_WHAT YOU ARE ASKED TO DO_
Write out the records beneath this line exactly as they appear, minus any images.

%%

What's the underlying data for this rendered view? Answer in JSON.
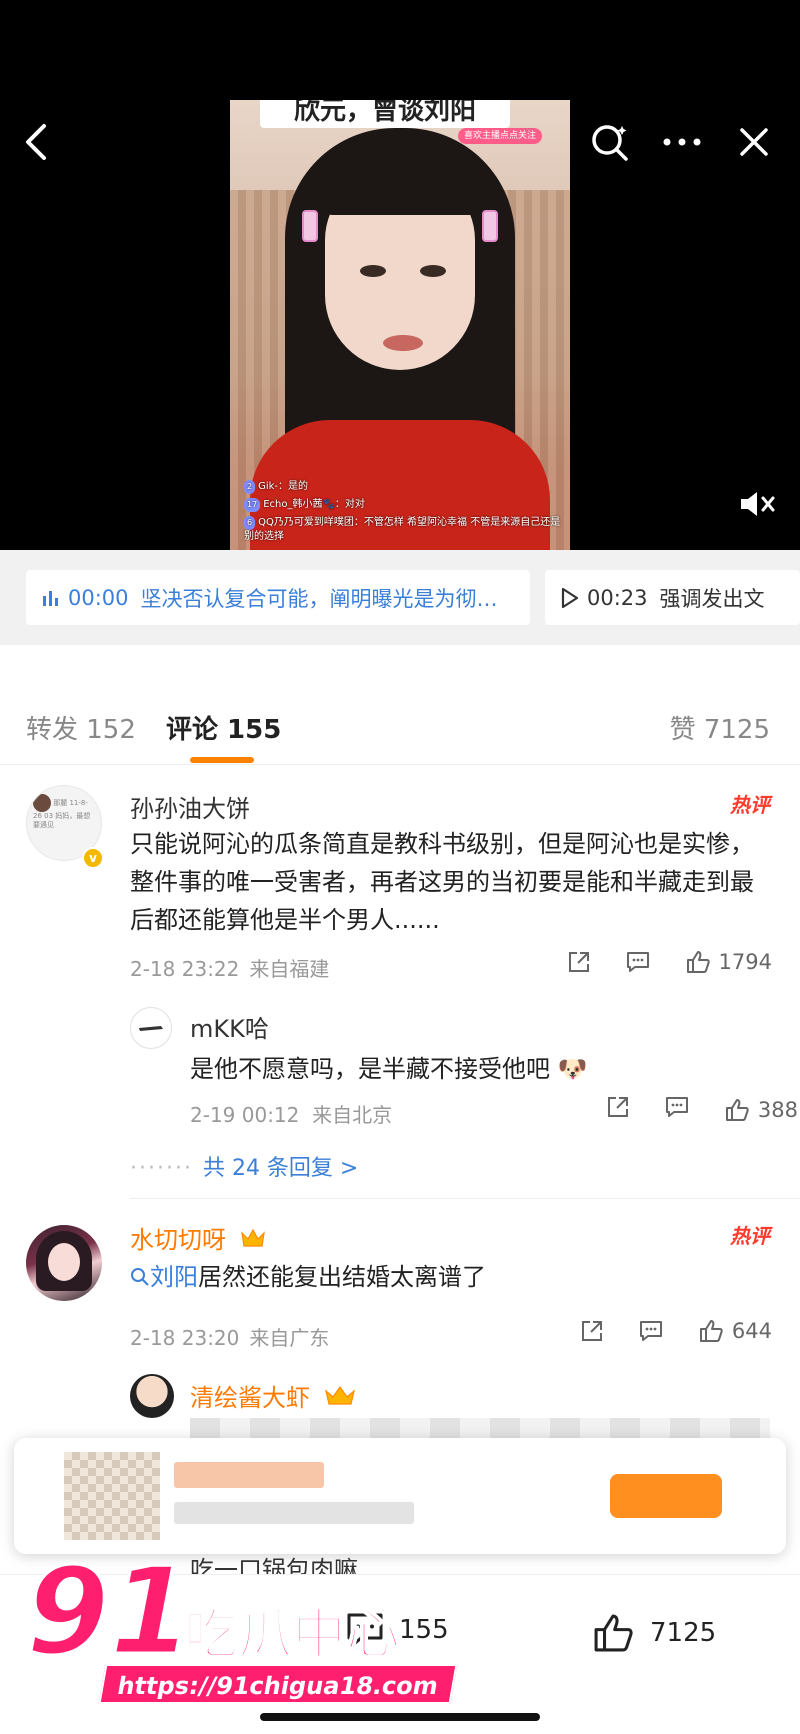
{
  "video": {
    "caption_top": "欣元，曾谈刘阳",
    "live_tag": "喜欢主播点点关注",
    "danmaku": [
      {
        "level": "2",
        "text": "Gik-：是的"
      },
      {
        "level": "17",
        "text": "Echo_韩小茜🐾：对对"
      },
      {
        "level": "6",
        "text": "QQ乃乃可爱到咩噗团：不管怎样 希望阿沁幸福 不管是来源自己还是别的选择"
      }
    ]
  },
  "chapters": [
    {
      "time": "00:00",
      "text": "坚决否认复合可能，阐明曝光是为彻…",
      "active": true
    },
    {
      "time": "00:23",
      "text": "强调发出文",
      "active": false
    }
  ],
  "tabs": {
    "repost": "转发 152",
    "comment": "评论 155",
    "like": "赞 7125"
  },
  "comments": [
    {
      "avatar_text": "那麓 11-8-26 03 妈妈，最想要遇见",
      "name": "孙孙油大饼",
      "hot": "热评",
      "text": "只能说阿沁的瓜条简直是教科书级别，但是阿沁也是实惨，整件事的唯一受害者，再者这男的当初要是能和半藏走到最后都还能算他是半个男人......",
      "time": "2-18 23:22",
      "location": "来自福建",
      "likes": "1794",
      "reply": {
        "name": "mKK哈",
        "text": "是他不愿意吗，是半藏不接受他吧",
        "emoji": "🐶",
        "time": "2-19 00:12",
        "location": "来自北京",
        "likes": "388"
      },
      "more_replies": "共 24 条回复 >"
    },
    {
      "name": "水切切呀",
      "hot": "热评",
      "link_word": "刘阳",
      "text": "居然还能复出结婚太离谱了",
      "time": "2-18 23:20",
      "location": "来自广东",
      "likes": "644",
      "reply": {
        "name": "清绘酱大虾",
        "partial_text": "吃一口锅包肉嘛"
      }
    }
  ],
  "bottom_bar": {
    "comment_count": "155",
    "like_count": "7125"
  },
  "watermark": {
    "number": "91",
    "brand": "吃瓜中心",
    "url": "https://91chigua18.com"
  },
  "colors": {
    "accent_orange": "#ff8200",
    "link_blue": "#3b7fd8",
    "hot_red": "#ff3a2d",
    "watermark_pink": "#ff1f6e"
  }
}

%%

_THE COMPLETED TASK_
What's the underlying data for this rendered view? Answer in JSON.
{
  "video": {
    "caption_top": "欣元，曾谈刘阳",
    "live_tag": "喜欢主播点点关注",
    "danmaku": [
      {
        "level": "2",
        "text": "Gik-：是的"
      },
      {
        "level": "17",
        "text": "Echo_韩小茜🐾：对对"
      },
      {
        "level": "6",
        "text": "QQ乃乃可爱到咩噗团：不管怎样 希望阿沁幸福 不管是来源自己还是别的选择"
      }
    ]
  },
  "chapters": [
    {
      "time": "00:00",
      "text": "坚决否认复合可能，阐明曝光是为彻…",
      "active": true
    },
    {
      "time": "00:23",
      "text": "强调发出文",
      "active": false
    }
  ],
  "tabs": {
    "repost": "转发 152",
    "comment": "评论 155",
    "like": "赞 7125"
  },
  "comments": [
    {
      "avatar_text": "那麓 11-8-26 03 妈妈，最想要遇见",
      "name": "孙孙油大饼",
      "hot": "热评",
      "text": "只能说阿沁的瓜条简直是教科书级别，但是阿沁也是实惨，整件事的唯一受害者，再者这男的当初要是能和半藏走到最后都还能算他是半个男人......",
      "time": "2-18 23:22",
      "location": "来自福建",
      "likes": "1794",
      "reply": {
        "name": "mKK哈",
        "text": "是他不愿意吗，是半藏不接受他吧",
        "emoji": "🐶",
        "time": "2-19 00:12",
        "location": "来自北京",
        "likes": "388"
      },
      "more_replies": "共 24 条回复 >"
    },
    {
      "name": "水切切呀",
      "hot": "热评",
      "link_word": "刘阳",
      "text": "居然还能复出结婚太离谱了",
      "time": "2-18 23:20",
      "location": "来自广东",
      "likes": "644",
      "reply": {
        "name": "清绘酱大虾",
        "partial_text": "吃一口锅包肉嘛"
      }
    }
  ],
  "bottom_bar": {
    "comment_count": "155",
    "like_count": "7125"
  },
  "watermark": {
    "number": "91",
    "brand": "吃瓜中心",
    "url": "https://91chigua18.com"
  },
  "colors": {
    "accent_orange": "#ff8200",
    "link_blue": "#3b7fd8",
    "hot_red": "#ff3a2d",
    "watermark_pink": "#ff1f6e"
  }
}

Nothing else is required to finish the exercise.